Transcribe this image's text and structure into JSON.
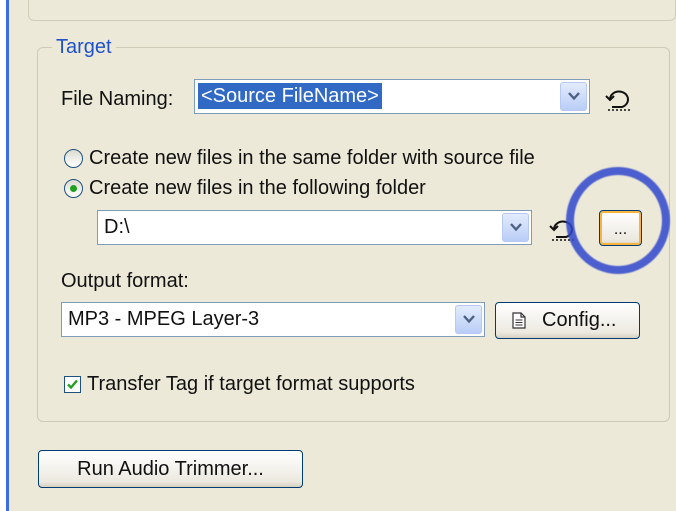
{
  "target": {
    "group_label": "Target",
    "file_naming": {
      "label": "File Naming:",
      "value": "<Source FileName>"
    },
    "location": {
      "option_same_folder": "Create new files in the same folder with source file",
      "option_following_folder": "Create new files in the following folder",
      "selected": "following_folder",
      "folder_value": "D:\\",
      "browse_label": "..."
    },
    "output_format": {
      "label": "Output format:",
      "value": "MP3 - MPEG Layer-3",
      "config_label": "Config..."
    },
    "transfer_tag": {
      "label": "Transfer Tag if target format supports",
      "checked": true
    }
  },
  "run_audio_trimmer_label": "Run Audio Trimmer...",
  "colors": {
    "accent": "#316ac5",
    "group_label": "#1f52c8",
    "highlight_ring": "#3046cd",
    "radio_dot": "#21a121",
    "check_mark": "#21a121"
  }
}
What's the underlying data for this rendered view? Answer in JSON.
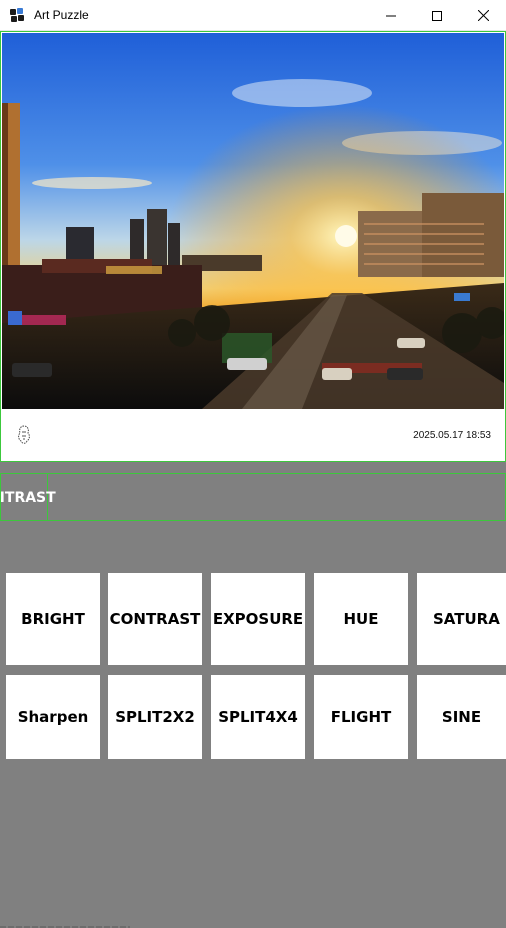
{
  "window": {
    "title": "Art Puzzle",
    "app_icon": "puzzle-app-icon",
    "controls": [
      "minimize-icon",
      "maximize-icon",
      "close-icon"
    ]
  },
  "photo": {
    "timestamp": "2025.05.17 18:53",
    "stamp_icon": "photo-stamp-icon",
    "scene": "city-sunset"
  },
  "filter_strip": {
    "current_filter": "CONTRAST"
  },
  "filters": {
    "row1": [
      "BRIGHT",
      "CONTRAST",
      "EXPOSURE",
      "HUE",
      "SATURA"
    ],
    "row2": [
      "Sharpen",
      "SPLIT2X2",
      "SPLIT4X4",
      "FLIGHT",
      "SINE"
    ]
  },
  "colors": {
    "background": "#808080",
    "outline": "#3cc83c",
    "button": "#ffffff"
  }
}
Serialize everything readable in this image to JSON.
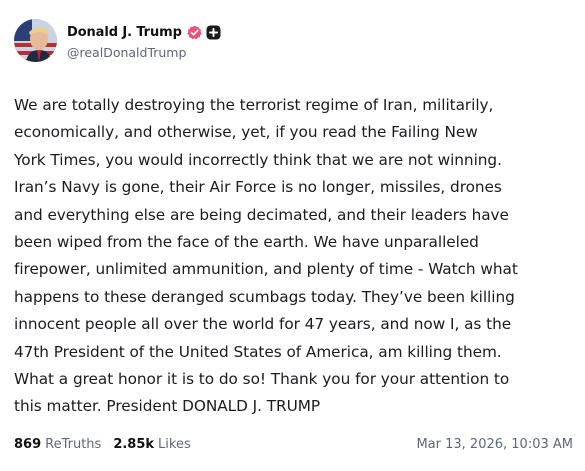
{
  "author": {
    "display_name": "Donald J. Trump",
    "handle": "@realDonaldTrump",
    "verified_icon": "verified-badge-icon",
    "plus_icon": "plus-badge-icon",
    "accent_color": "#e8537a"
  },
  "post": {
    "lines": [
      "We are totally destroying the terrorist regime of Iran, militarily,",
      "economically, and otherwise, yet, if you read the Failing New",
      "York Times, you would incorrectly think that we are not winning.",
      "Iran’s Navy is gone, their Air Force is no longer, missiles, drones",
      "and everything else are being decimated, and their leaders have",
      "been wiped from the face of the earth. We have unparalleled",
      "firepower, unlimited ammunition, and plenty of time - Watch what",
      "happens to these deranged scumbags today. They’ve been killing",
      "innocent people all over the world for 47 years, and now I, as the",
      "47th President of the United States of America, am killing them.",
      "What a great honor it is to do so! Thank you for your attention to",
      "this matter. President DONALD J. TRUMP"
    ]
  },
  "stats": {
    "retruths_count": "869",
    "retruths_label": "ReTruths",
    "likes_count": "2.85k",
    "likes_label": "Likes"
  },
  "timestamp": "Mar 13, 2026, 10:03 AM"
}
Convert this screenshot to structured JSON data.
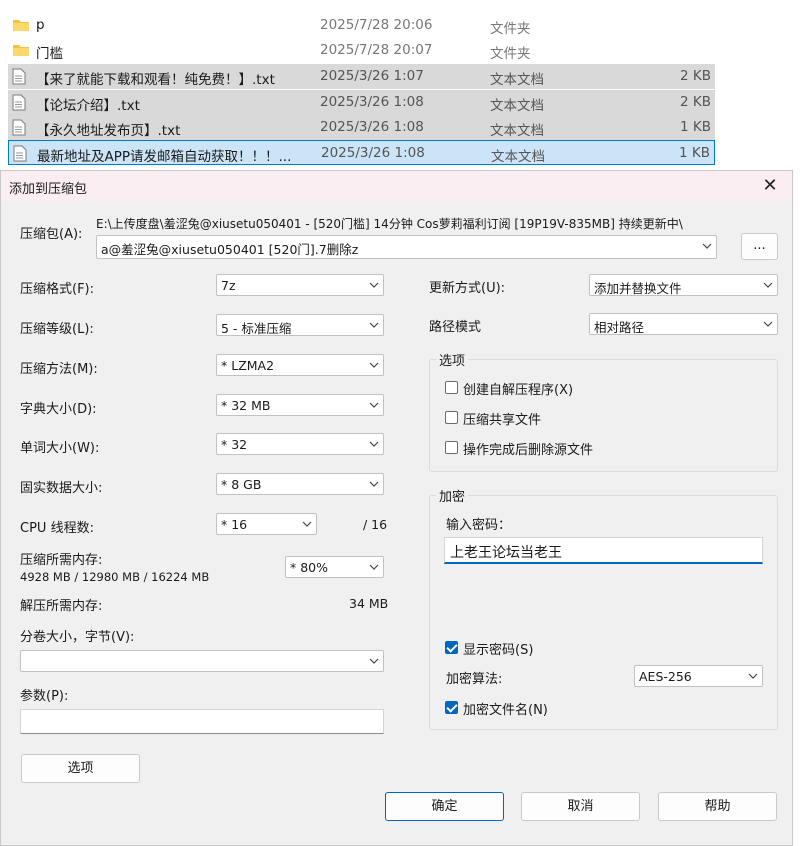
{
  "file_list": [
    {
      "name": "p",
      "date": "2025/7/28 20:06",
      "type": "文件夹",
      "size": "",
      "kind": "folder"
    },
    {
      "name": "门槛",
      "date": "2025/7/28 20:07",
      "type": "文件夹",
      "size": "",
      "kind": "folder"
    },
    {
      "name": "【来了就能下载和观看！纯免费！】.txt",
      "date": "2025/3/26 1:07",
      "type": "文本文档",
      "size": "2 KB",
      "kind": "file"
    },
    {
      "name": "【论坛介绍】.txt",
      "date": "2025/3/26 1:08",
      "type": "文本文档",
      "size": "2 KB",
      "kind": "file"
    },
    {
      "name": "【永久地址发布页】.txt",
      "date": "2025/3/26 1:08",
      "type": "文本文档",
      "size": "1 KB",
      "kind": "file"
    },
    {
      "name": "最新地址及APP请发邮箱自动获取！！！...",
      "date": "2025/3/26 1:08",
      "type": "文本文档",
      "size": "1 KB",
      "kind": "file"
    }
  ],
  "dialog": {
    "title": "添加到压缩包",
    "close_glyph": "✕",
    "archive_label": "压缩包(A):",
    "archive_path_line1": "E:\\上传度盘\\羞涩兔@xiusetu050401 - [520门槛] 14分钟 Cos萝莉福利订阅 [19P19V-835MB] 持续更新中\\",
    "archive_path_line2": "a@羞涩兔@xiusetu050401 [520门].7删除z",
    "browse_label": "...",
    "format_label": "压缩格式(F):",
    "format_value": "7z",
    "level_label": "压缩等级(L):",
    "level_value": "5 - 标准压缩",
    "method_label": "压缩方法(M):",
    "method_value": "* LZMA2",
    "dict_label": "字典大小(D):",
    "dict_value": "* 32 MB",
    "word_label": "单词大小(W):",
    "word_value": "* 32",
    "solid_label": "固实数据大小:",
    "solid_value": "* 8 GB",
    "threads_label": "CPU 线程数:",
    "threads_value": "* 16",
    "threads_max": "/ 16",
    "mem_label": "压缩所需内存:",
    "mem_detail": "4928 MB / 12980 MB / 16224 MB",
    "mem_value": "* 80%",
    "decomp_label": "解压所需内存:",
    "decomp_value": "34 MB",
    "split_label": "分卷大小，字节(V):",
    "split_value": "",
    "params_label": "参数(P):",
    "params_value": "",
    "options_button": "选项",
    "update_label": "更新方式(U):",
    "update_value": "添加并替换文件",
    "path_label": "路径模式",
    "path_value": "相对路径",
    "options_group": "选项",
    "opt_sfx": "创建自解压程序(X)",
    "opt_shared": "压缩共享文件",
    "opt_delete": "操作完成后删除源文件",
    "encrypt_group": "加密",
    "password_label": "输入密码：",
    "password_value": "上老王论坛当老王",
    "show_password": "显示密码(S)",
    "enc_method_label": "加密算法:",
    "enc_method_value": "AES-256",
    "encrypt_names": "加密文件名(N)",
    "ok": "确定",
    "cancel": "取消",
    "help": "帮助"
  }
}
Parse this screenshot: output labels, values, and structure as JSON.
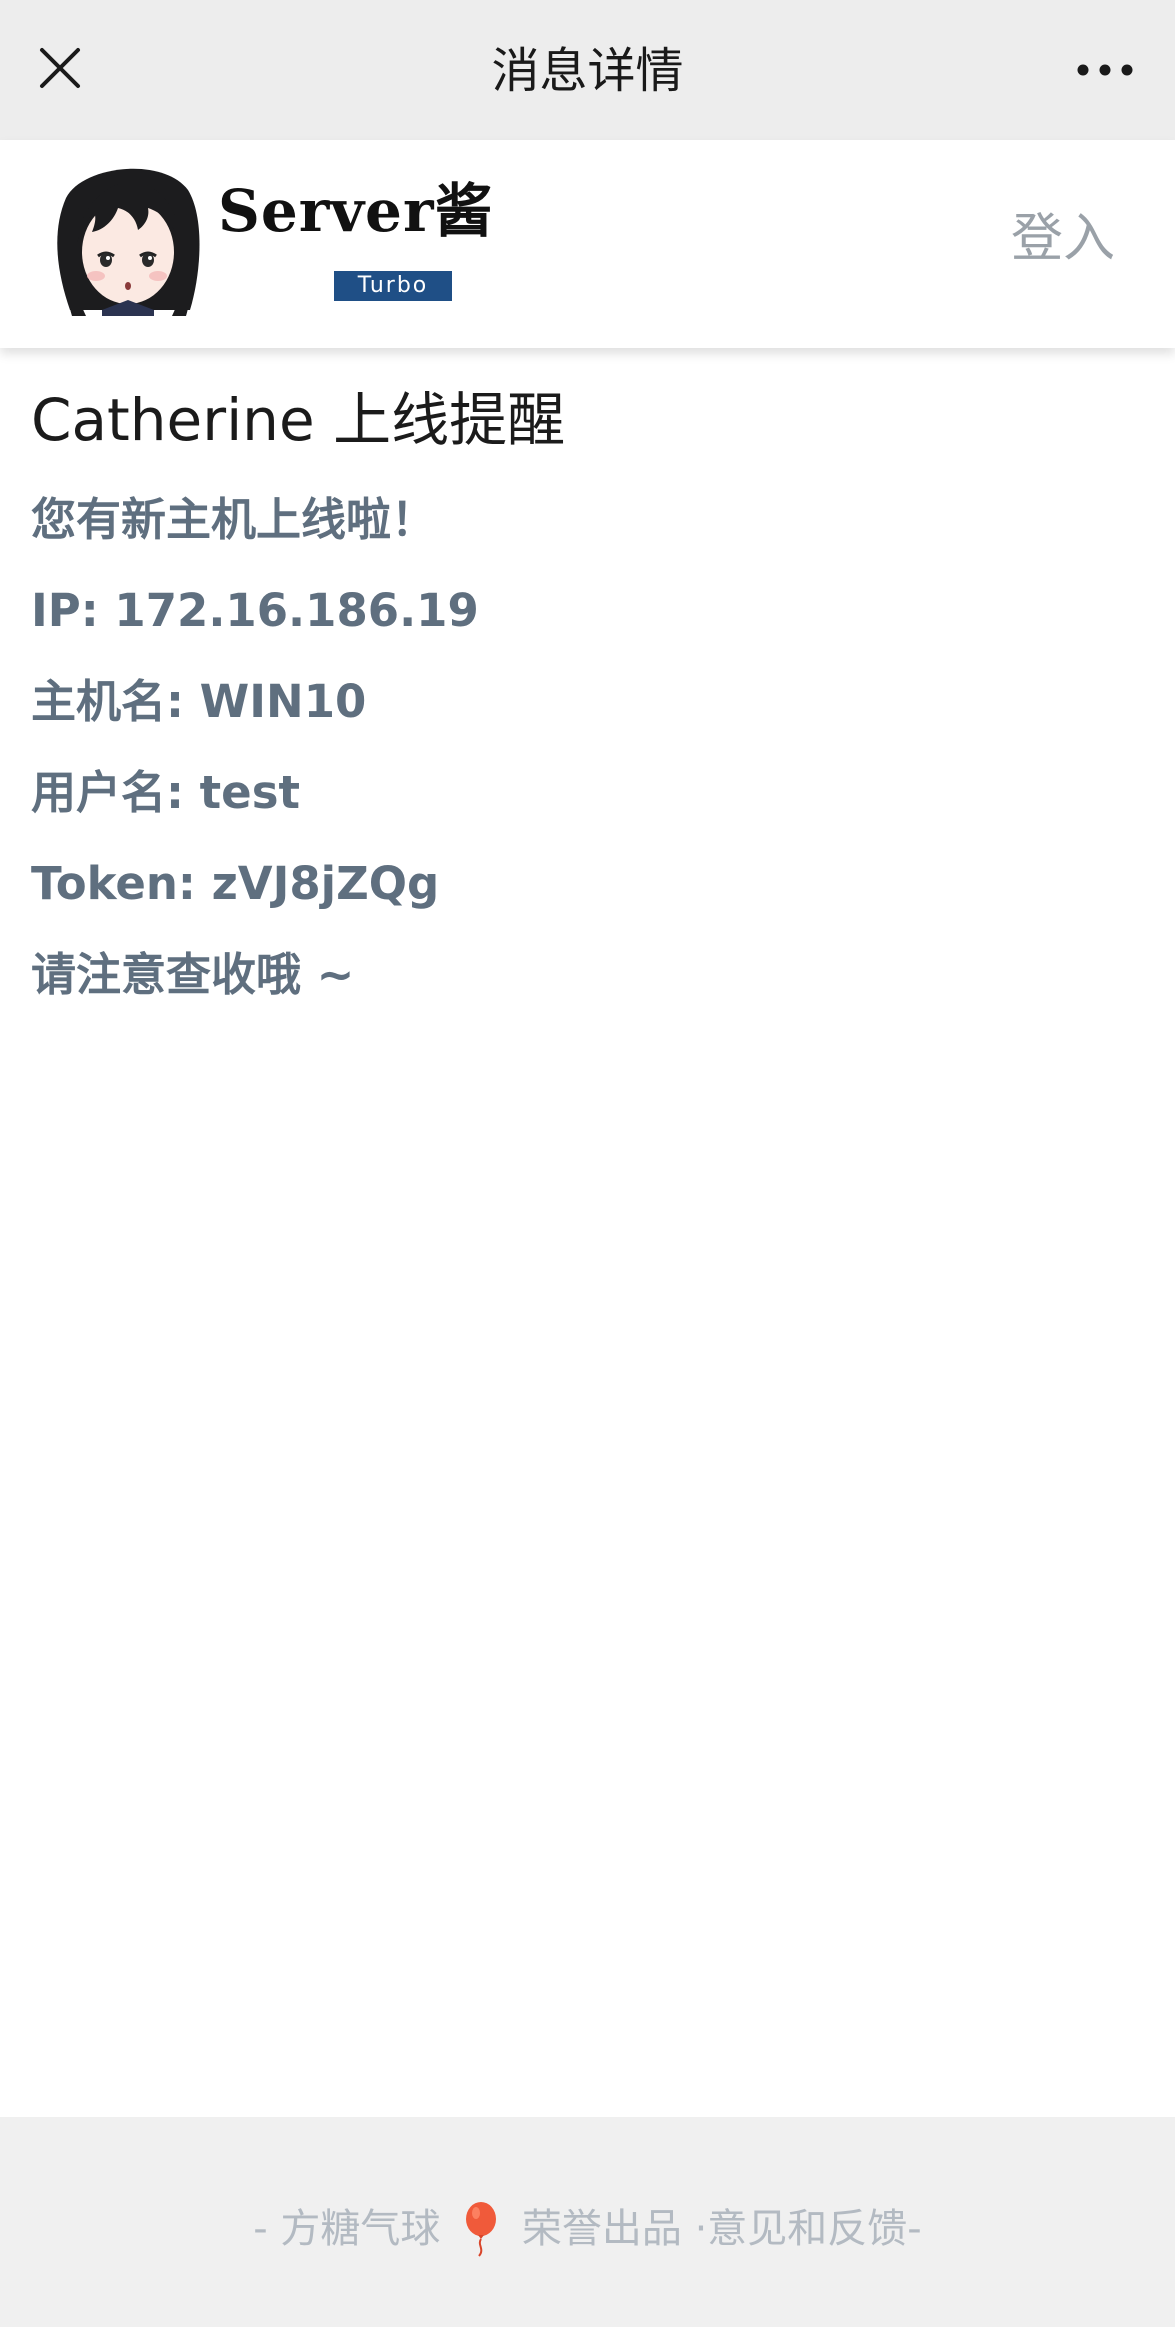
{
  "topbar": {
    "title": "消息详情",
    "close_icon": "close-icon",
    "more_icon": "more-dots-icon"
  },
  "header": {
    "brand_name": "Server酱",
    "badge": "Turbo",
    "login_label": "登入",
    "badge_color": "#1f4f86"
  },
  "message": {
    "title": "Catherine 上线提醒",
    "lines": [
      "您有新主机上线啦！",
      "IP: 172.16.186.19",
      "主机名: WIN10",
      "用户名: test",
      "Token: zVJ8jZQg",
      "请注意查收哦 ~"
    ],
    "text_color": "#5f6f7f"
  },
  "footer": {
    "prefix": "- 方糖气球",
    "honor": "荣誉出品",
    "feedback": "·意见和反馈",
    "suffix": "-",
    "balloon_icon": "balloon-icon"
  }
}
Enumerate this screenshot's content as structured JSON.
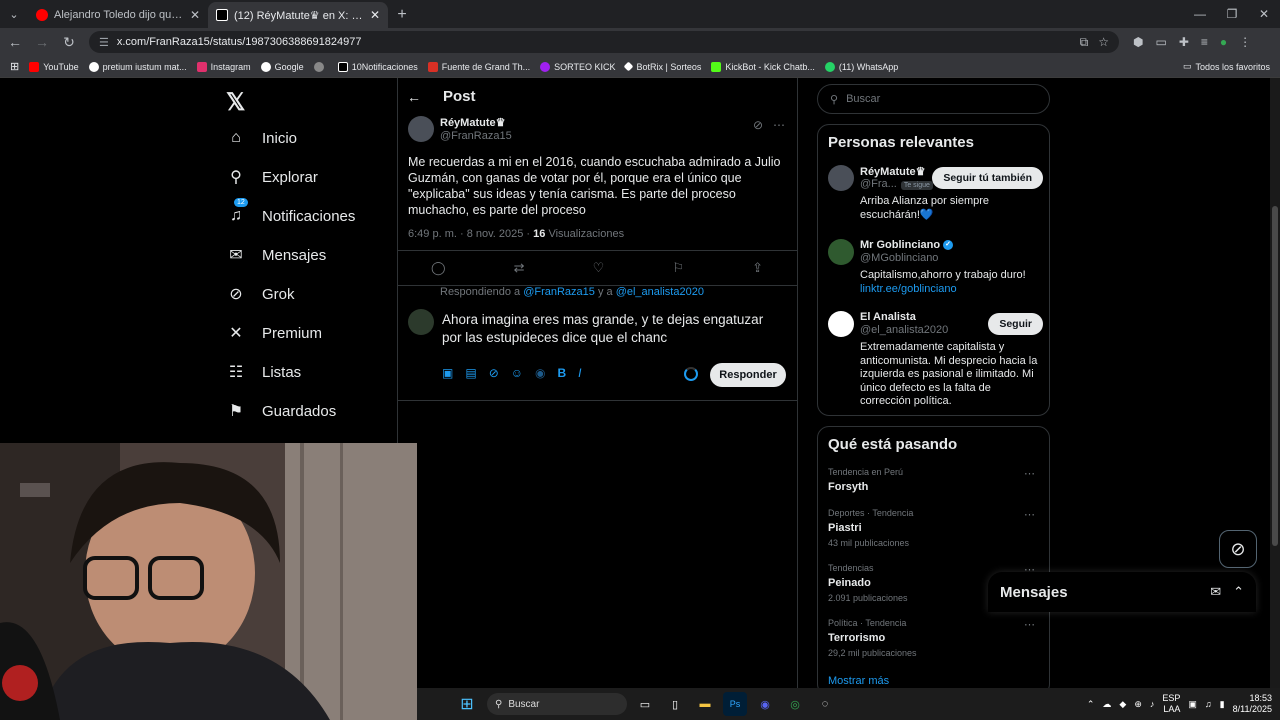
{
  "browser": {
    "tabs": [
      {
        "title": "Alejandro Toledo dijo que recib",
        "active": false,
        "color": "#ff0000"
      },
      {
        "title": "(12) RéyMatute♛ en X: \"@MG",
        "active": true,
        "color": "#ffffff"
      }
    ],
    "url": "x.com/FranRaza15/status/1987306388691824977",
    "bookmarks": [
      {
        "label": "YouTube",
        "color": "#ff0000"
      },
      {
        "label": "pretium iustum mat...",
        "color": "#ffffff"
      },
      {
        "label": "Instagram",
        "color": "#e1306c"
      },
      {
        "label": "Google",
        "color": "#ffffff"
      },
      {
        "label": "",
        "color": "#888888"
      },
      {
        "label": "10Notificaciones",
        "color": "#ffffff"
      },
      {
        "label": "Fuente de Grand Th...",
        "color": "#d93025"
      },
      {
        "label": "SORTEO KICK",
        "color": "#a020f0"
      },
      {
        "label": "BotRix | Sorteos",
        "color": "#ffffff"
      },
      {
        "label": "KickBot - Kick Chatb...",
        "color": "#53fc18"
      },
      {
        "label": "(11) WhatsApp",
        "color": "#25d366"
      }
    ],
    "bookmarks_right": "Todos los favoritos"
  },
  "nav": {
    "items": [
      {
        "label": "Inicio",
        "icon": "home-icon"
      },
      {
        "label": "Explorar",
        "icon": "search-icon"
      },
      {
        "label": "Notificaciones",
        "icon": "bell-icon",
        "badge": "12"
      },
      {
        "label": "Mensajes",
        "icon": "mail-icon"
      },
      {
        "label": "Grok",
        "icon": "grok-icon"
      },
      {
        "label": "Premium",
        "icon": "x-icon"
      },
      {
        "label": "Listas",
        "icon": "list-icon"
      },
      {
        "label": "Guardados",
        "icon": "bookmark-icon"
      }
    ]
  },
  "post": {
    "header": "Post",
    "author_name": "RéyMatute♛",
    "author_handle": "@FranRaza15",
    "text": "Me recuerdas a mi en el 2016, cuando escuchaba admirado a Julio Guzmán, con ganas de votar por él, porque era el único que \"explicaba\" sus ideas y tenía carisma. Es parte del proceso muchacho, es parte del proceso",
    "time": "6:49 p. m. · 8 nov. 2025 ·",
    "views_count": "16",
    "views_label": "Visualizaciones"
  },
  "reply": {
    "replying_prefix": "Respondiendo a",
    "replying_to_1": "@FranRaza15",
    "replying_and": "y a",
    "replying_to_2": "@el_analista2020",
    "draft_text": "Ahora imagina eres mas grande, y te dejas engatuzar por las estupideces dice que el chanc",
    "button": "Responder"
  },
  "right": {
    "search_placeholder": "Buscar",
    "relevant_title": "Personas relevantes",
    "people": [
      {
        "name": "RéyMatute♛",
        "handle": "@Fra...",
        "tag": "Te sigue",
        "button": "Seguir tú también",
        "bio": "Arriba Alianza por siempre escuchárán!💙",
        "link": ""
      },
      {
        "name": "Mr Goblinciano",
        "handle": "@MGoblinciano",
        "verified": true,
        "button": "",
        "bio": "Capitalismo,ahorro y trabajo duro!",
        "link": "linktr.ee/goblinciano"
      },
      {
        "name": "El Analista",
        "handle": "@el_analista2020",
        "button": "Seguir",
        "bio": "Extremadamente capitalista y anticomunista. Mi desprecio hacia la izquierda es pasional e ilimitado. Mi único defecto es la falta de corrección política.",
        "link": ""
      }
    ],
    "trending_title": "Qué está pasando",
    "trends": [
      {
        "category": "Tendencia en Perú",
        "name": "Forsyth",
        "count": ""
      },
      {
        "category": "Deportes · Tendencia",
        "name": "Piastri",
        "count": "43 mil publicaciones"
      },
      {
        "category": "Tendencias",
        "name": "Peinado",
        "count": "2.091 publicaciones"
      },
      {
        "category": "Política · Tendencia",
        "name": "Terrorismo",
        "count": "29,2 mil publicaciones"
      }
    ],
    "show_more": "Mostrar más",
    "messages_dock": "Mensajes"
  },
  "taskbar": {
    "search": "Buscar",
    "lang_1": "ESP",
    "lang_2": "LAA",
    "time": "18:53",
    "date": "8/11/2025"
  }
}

· · ·

* _Instruction_
Among the entries, how many lines contain the string "JSON"? Give the number without anything else.

* _Complete output_
6